### Task goal
Repeat the whole listing exactly as written.

### Listed entries

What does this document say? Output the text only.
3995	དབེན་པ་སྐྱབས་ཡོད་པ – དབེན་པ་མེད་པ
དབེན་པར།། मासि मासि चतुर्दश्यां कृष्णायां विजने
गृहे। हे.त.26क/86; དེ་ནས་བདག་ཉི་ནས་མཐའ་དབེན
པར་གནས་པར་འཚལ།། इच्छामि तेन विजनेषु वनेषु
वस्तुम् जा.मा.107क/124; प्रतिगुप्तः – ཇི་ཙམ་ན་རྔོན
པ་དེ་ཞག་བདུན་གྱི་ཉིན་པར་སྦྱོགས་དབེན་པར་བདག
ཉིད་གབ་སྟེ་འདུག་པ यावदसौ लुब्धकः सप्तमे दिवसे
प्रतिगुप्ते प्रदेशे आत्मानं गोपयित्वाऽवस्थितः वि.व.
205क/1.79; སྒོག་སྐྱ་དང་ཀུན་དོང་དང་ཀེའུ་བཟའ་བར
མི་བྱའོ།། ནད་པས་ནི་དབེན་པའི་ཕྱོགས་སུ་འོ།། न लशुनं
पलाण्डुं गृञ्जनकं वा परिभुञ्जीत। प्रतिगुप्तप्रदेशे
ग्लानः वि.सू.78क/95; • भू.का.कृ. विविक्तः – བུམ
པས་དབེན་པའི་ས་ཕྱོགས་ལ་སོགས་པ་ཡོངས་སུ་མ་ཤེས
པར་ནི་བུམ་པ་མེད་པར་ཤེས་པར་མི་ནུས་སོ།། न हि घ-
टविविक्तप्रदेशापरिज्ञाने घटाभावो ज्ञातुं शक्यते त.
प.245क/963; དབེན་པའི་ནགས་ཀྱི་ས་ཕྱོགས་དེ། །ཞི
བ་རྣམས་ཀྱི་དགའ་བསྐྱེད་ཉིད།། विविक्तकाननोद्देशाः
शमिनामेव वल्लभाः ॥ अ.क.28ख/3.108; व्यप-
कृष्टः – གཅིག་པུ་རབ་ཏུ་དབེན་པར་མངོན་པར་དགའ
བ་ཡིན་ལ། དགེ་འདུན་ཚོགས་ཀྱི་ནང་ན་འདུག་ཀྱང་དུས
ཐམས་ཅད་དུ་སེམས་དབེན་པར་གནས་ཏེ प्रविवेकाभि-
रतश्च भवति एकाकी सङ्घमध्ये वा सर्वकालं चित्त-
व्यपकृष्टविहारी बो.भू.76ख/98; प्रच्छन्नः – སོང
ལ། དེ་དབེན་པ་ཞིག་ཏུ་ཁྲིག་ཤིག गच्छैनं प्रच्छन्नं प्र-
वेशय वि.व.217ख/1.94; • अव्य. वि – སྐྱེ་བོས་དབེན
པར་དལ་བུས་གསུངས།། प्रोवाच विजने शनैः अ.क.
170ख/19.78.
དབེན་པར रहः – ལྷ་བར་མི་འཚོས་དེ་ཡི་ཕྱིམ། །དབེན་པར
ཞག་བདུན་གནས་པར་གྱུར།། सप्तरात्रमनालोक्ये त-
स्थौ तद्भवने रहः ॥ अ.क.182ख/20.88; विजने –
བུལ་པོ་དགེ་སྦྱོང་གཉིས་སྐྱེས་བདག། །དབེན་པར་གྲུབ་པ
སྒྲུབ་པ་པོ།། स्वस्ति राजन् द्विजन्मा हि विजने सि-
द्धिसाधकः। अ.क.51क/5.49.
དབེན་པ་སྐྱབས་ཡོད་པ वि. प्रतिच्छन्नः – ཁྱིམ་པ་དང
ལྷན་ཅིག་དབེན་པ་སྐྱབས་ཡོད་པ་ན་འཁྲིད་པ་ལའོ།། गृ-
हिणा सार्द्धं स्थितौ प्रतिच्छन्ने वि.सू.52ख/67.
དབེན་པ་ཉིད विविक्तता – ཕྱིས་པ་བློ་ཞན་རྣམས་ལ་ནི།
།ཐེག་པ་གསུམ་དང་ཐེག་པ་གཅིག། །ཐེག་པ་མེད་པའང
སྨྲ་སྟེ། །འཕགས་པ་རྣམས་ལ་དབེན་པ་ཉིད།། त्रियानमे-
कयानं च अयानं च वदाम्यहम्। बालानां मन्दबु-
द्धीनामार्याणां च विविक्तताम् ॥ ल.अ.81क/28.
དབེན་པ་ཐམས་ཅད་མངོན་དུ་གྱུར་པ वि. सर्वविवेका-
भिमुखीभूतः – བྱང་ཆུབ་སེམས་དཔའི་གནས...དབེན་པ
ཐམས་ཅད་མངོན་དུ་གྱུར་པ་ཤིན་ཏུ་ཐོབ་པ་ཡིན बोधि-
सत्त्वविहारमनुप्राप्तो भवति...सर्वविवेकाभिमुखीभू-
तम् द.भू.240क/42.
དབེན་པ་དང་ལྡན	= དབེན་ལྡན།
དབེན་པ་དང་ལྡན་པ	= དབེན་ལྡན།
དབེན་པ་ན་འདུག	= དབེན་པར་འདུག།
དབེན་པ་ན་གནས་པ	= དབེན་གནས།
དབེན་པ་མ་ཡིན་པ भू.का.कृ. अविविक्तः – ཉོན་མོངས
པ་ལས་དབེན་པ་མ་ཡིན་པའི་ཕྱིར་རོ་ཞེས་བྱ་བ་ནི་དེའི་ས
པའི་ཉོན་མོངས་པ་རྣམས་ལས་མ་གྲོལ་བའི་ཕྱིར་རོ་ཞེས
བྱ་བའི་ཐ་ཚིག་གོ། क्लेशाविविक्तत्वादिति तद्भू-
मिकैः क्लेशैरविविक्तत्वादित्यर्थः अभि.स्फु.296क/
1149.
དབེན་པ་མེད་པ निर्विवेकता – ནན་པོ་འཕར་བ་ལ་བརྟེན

### Solution to this exercise
What does this document say? Output the text only.
3995	དབེན་པ་སྐྱབས་ཡོད་པ – དབེན་པ་མེད་པ
དབེན་པར།། मासि मासि चतुर्दश्यां कृष्णायां विजने
गृहे। हे.त.26क/86; དེ་ནས་བདག་ཉི་ནས་མཐའ་དབེན
པར་གནས་པར་འཚལ།། इच्छामि तेन विजनेषु वनेषु
वस्तुम् जा.मा.107क/124; प्रतिगुप्तः – ཇི་ཙམ་ན་རྔོན
པ་དེ་ཞག་བདུན་གྱི་ཉིན་པར་སྦྱོགས་དབེན་པར་བདག
ཉིད་གབ་སྟེ་འདུག་པ यावदसौ लुब्धकः सप्तमे दिवसे
प्रतिगुप्ते प्रदेशे आत्मानं गोपयित्वाऽवस्थितः वि.व.
205क/1.79; སྒོག་སྐྱ་དང་ཀུན་དོང་དང་ཀེའུ་བཟའ་བར
མི་བྱའོ།། ནད་པས་ནི་དབེན་པའི་ཕྱོགས་སུ་འོ།། न लशुनं
पलाण्डुं गृञ्जनकं वा परिभुञ्जीत। प्रतिगुप्तप्रदेशे
ग्लानः वि.सू.78क/95; • भू.का.कृ. विविक्तः – བུམ
པས་དབེན་པའི་ས་ཕྱོགས་ལ་སོགས་པ་ཡོངས་སུ་མ་ཤེས
པར་ནི་བུམ་པ་མེད་པར་ཤེས་པར་མི་ནུས་སོ།། न हि घ-
टविविक्तप्रदेशापरिज्ञाने घटाभावो ज्ञातुं शक्यते त.
प.245क/963; དབེན་པའི་ནགས་ཀྱི་ས་ཕྱོགས་དེ། །ཞི
བ་རྣམས་ཀྱི་དགའ་བསྐྱེད་ཉིད།། विविक्तकाननोद्देशाः
शमिनामेव वल्लभाः ॥ अ.क.28ख/3.108; व्यप-
कृष्टः – གཅིག་པུ་རབ་ཏུ་དབེན་པར་མངོན་པར་དགའ
བ་ཡིན་ལ། དགེ་འདུན་ཚོགས་ཀྱི་ནང་ན་འདུག་ཀྱང་དུས
ཐམས་ཅད་དུ་སེམས་དབེན་པར་གནས་ཏེ प्रविवेकाभि-
रतश्च भवति एकाकी सङ्घमध्ये वा सर्वकालं चित्त-
व्यपकृष्टविहारी बो.भू.76ख/98; प्रच्छन्नः – སོང
ལ། དེ་དབེན་པ་ཞིག་ཏུ་ཁྲིག་ཤིག गच्छैनं प्रच्छन्नं प्र-
वेशय वि.व.217ख/1.94; • अव्य. वि – སྐྱེ་བོས་དབེན
པར་དལ་བུས་གསུངས།། प्रोवाच विजने शनैः अ.क.
170ख/19.78.
དབེན་པར रहः – ལྷ་བར་མི་འཚོས་དེ་ཡི་ཕྱིམ། །དབེན་པར
ཞག་བདུན་གནས་པར་གྱུར།། सप्तरात्रमनालोक्ये त-
स्थौ तद्भवने रहः ॥ अ.क.182ख/20.88; विजने –
བུལ་པོ་དགེ་སྦྱོང་གཉིས་སྐྱེས་བདག། །དབེན་པར་གྲུབ་པ
སྒྲུབ་པ་པོ།། स्वस्ति राजन् द्विजन्मा हि विजने सि-
द्धिसाधकः। अ.क.51क/5.49.
དབེན་པ་སྐྱབས་ཡོད་པ वि. प्रतिच्छन्नः – ཁྱིམ་པ་དང
ལྷན་ཅིག་དབེན་པ་སྐྱབས་ཡོད་པ་ན་འཁྲིད་པ་ལའོ།། गृ-
हिणा सार्द्धं स्थितौ प्रतिच्छन्ने वि.सू.52ख/67.
དབེན་པ་ཉིད विविक्तता – ཕྱིས་པ་བློ་ཞན་རྣམས་ལ་ནི།
།ཐེག་པ་གསུམ་དང་ཐེག་པ་གཅིག། །ཐེག་པ་མེད་པའང
སྨྲ་སྟེ། །འཕགས་པ་རྣམས་ལ་དབེན་པ་ཉིད།། त्रियानमे-
कयानं च अयानं च वदाम्यहम्। बालानां मन्दबु-
द्धीनामार्याणां च विविक्तताम् ॥ ल.अ.81क/28.
དབེན་པ་ཐམས་ཅད་མངོན་དུ་གྱུར་པ वि. सर्वविवेका-
भिमुखीभूतः – བྱང་ཆུབ་སེམས་དཔའི་གནས...དབེན་པ
ཐམས་ཅད་མངོན་དུ་གྱུར་པ་ཤིན་ཏུ་ཐོབ་པ་ཡིན बोधि-
सत्त्वविहारमनुप्राप्तो भवति...सर्वविवेकाभिमुखीभू-
तम् द.भू.240क/42.
དབེན་པ་དང་ལྡན	= དབེན་ལྡན།
དབེན་པ་དང་ལྡན་པ	= དབེན་ལྡན།
དབེན་པ་ན་འདུག	= དབེན་པར་འདུག།
དབེན་པ་ན་གནས་པ	= དབེན་གནས།
དབེན་པ་མ་ཡིན་པ भू.का.कृ. अविविक्तः – ཉོན་མོངས
པ་ལས་དབེན་པ་མ་ཡིན་པའི་ཕྱིར་རོ་ཞེས་བྱ་བ་ནི་དེའི་ས
པའི་ཉོན་མོངས་པ་རྣམས་ལས་མ་གྲོལ་བའི་ཕྱིར་རོ་ཞེས
བྱ་བའི་ཐ་ཚིག་གོ། क्लेशाविविक्तत्वादिति तद्भू-
मिकैः क्लेशैरविविक्तत्वादित्यर्थः अभि.स्फु.296क/
1149.
དབེན་པ་མེད་པ निर्विवेकता – ནན་པོ་འཕར་བ་ལ་བརྟེན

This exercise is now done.